Show each line that has the string "date" in it.
┌─ RECORDS SHOWN
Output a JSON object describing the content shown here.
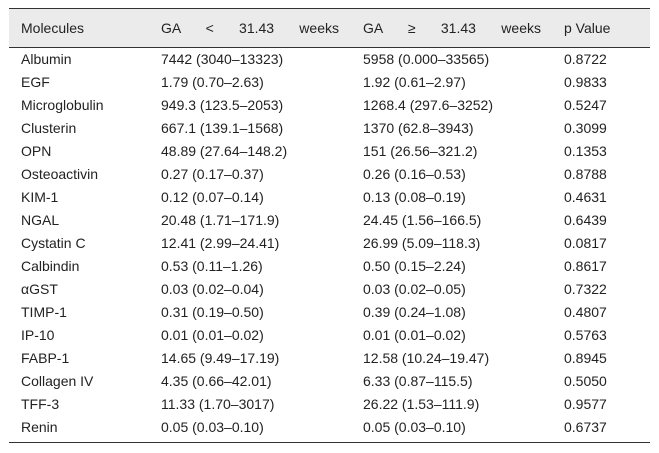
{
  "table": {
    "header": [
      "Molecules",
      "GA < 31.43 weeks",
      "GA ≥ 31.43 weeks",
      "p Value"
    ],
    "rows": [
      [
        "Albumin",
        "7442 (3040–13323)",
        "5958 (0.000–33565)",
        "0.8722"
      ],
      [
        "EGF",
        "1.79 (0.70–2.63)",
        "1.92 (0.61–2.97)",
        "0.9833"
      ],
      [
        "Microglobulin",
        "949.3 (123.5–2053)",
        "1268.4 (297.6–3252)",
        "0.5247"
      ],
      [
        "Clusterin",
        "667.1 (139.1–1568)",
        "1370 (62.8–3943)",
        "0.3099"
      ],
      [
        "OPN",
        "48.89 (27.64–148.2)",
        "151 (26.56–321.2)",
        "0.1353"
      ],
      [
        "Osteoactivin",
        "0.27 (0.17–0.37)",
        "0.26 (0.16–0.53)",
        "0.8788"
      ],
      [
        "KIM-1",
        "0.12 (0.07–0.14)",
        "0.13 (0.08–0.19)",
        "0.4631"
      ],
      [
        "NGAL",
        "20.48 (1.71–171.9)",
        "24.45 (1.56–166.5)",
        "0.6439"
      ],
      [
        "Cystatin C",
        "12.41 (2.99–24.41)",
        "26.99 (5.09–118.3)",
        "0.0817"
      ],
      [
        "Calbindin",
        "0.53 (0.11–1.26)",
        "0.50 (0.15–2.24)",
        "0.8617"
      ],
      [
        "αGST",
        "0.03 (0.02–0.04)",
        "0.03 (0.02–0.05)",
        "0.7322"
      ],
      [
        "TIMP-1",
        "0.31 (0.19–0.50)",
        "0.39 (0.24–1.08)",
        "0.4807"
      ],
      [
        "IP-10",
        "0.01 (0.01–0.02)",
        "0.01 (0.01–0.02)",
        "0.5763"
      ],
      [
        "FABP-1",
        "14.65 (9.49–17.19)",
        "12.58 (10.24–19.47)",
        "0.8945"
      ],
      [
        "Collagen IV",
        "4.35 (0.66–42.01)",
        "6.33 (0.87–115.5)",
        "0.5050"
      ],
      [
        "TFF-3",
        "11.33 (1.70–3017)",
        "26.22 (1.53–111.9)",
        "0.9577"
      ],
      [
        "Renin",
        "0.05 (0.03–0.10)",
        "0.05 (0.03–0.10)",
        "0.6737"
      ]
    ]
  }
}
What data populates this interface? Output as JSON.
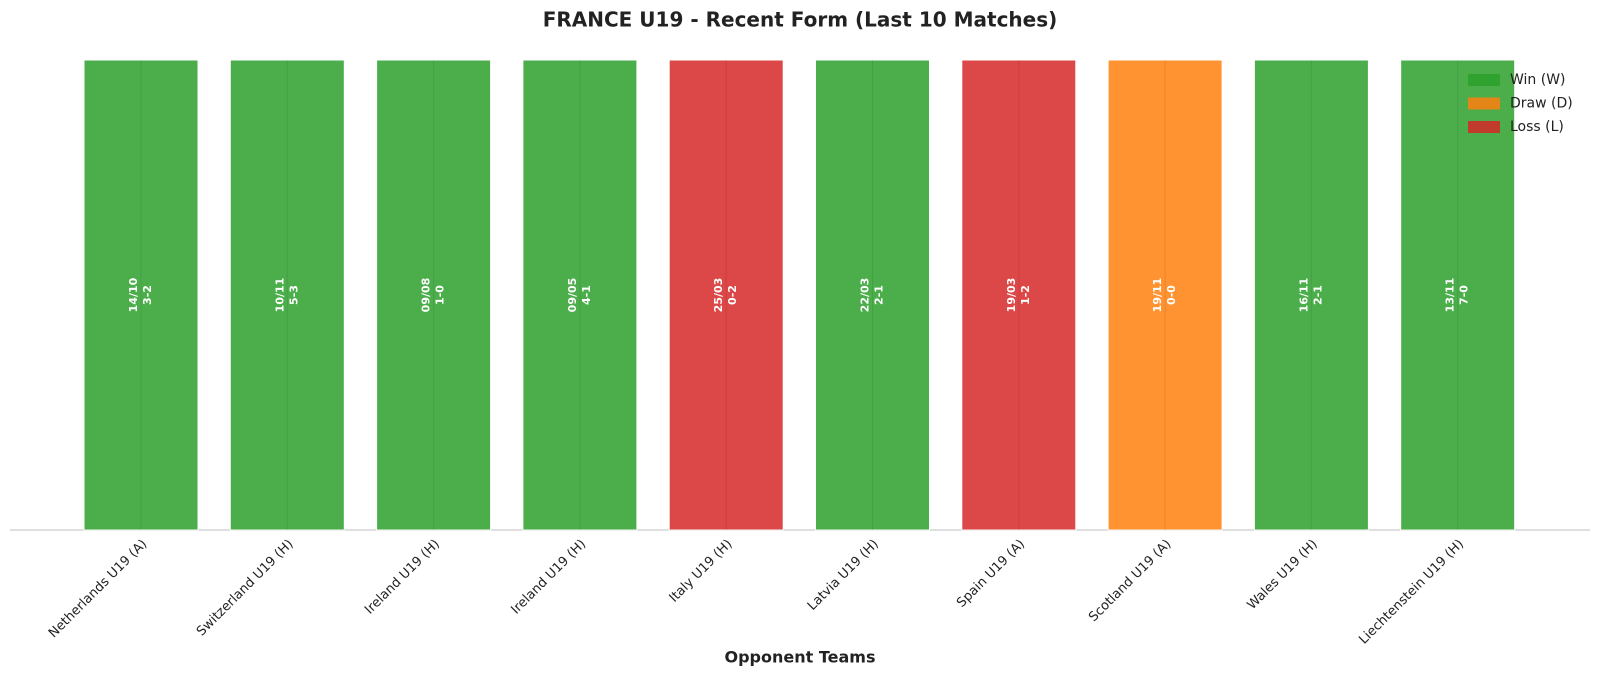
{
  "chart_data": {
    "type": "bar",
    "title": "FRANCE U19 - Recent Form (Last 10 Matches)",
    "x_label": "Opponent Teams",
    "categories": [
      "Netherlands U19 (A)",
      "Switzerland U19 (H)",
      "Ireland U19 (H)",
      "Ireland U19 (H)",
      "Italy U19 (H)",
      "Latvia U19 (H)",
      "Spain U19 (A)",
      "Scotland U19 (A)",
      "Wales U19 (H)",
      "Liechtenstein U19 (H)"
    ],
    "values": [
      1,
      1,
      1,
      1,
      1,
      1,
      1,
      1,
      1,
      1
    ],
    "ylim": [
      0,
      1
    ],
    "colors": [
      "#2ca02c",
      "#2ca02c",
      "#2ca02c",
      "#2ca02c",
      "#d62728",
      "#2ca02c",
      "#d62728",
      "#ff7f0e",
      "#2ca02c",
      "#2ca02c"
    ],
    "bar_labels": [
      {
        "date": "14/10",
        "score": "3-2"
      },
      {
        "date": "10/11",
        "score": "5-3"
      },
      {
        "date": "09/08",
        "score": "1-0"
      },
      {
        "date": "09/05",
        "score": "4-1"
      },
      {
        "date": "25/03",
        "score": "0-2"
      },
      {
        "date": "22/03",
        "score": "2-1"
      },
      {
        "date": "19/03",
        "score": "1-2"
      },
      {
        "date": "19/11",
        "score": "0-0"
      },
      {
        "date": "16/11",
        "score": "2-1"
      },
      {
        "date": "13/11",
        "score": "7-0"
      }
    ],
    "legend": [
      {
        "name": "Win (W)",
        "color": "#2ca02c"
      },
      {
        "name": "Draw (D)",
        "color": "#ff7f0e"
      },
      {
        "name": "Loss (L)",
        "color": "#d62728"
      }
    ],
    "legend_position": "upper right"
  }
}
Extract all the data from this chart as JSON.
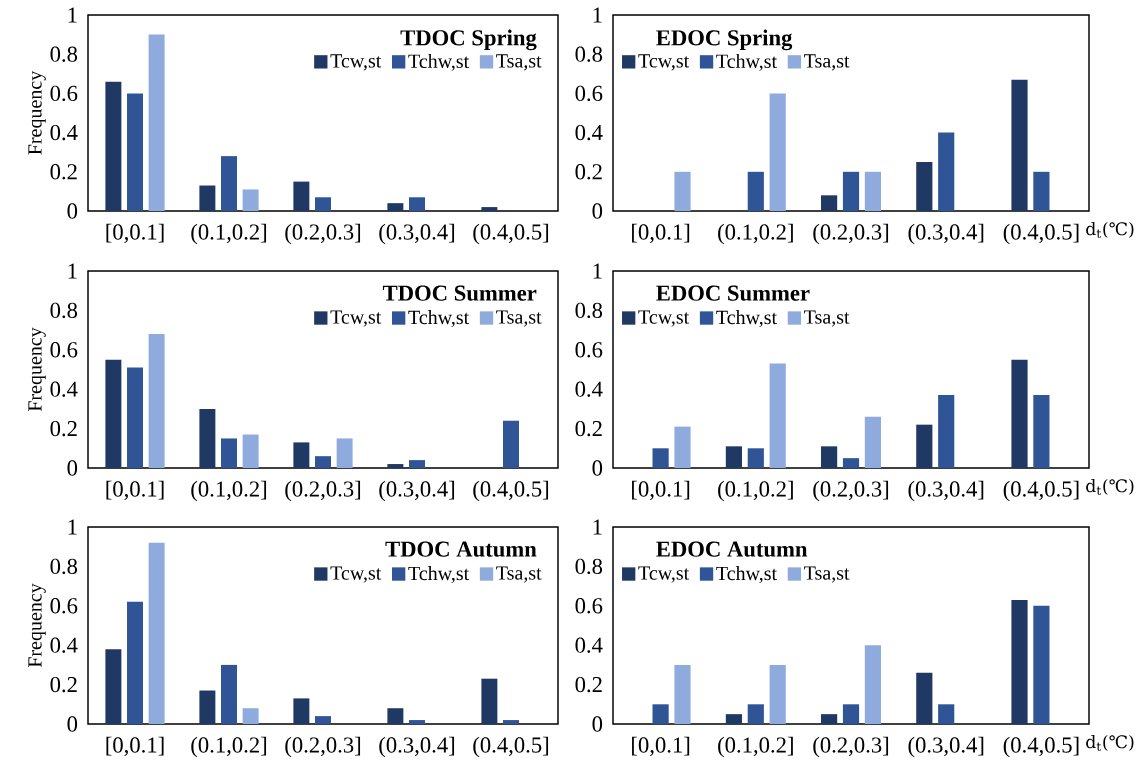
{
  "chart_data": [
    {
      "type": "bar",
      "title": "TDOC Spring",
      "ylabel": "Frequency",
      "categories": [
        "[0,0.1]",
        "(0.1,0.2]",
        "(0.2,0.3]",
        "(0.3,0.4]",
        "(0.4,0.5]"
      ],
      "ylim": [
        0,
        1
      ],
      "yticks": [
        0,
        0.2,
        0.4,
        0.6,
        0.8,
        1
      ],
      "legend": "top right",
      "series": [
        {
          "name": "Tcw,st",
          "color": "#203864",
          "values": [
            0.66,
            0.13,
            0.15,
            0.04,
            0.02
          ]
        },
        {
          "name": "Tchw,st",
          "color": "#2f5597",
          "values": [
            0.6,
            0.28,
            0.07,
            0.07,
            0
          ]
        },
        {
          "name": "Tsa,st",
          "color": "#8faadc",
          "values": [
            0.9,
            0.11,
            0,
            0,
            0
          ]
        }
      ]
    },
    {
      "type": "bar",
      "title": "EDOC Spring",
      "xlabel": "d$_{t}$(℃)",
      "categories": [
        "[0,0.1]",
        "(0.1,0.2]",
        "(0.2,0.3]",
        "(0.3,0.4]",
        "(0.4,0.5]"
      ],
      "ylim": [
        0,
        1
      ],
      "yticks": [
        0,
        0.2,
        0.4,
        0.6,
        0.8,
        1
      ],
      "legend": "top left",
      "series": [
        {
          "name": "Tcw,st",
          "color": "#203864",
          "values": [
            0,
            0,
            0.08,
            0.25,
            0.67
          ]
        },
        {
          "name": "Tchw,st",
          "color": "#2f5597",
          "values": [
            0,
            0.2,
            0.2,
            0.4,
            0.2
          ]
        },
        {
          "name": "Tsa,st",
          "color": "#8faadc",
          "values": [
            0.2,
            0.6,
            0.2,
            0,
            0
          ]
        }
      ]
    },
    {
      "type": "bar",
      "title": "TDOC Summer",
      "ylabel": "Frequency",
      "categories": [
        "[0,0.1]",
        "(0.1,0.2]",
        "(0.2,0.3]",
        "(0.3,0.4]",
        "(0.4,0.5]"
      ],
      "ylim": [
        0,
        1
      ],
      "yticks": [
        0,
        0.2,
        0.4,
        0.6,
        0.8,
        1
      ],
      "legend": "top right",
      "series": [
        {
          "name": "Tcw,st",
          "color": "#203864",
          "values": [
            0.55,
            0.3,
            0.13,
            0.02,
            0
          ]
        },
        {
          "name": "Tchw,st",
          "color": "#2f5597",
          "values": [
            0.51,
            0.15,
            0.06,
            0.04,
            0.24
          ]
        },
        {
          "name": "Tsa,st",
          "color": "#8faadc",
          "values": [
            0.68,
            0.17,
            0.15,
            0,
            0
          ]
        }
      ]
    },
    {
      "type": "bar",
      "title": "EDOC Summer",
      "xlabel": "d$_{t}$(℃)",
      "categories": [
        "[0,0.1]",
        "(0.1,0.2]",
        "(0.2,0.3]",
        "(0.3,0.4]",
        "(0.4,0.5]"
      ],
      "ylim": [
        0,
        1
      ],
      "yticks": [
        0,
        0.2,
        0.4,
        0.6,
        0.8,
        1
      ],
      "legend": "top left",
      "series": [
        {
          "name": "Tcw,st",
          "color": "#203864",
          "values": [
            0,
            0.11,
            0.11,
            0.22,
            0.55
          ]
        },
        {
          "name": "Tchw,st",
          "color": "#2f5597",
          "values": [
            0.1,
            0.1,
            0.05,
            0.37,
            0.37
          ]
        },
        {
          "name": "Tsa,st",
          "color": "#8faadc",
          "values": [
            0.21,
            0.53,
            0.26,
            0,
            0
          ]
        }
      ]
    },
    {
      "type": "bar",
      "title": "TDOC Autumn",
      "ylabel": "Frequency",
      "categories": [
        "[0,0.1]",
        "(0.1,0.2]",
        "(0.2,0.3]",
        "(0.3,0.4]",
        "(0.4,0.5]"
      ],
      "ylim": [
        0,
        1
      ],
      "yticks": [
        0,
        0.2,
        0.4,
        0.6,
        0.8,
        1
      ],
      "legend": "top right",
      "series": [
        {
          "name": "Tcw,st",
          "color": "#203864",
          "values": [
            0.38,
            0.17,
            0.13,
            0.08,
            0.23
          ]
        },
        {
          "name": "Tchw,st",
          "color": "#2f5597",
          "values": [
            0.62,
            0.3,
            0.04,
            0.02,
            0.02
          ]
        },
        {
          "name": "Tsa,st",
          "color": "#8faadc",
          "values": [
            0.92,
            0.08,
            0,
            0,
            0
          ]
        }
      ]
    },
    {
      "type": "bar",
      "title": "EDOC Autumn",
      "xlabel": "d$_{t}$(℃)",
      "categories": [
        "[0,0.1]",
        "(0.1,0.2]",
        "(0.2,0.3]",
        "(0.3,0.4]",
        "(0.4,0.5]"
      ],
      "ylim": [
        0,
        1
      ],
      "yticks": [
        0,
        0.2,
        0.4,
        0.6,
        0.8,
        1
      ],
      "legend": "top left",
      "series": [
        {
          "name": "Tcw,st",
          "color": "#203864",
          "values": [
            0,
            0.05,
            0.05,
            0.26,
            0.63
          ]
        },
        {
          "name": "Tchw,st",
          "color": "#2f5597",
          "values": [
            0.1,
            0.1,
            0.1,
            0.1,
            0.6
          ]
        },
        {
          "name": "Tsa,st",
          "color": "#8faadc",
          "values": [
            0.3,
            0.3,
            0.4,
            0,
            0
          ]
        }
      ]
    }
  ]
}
└─
*FINAL RESULT:*
        "date": "14/10",
        "date": "10/11",
        "date": "09/08",
        "date": "09/05",
        "date": "25/03",
        "date": "22/03",
        "date": "19/03",
        "date": "19/11",
        "date": "16/11",
        "date": "13/11",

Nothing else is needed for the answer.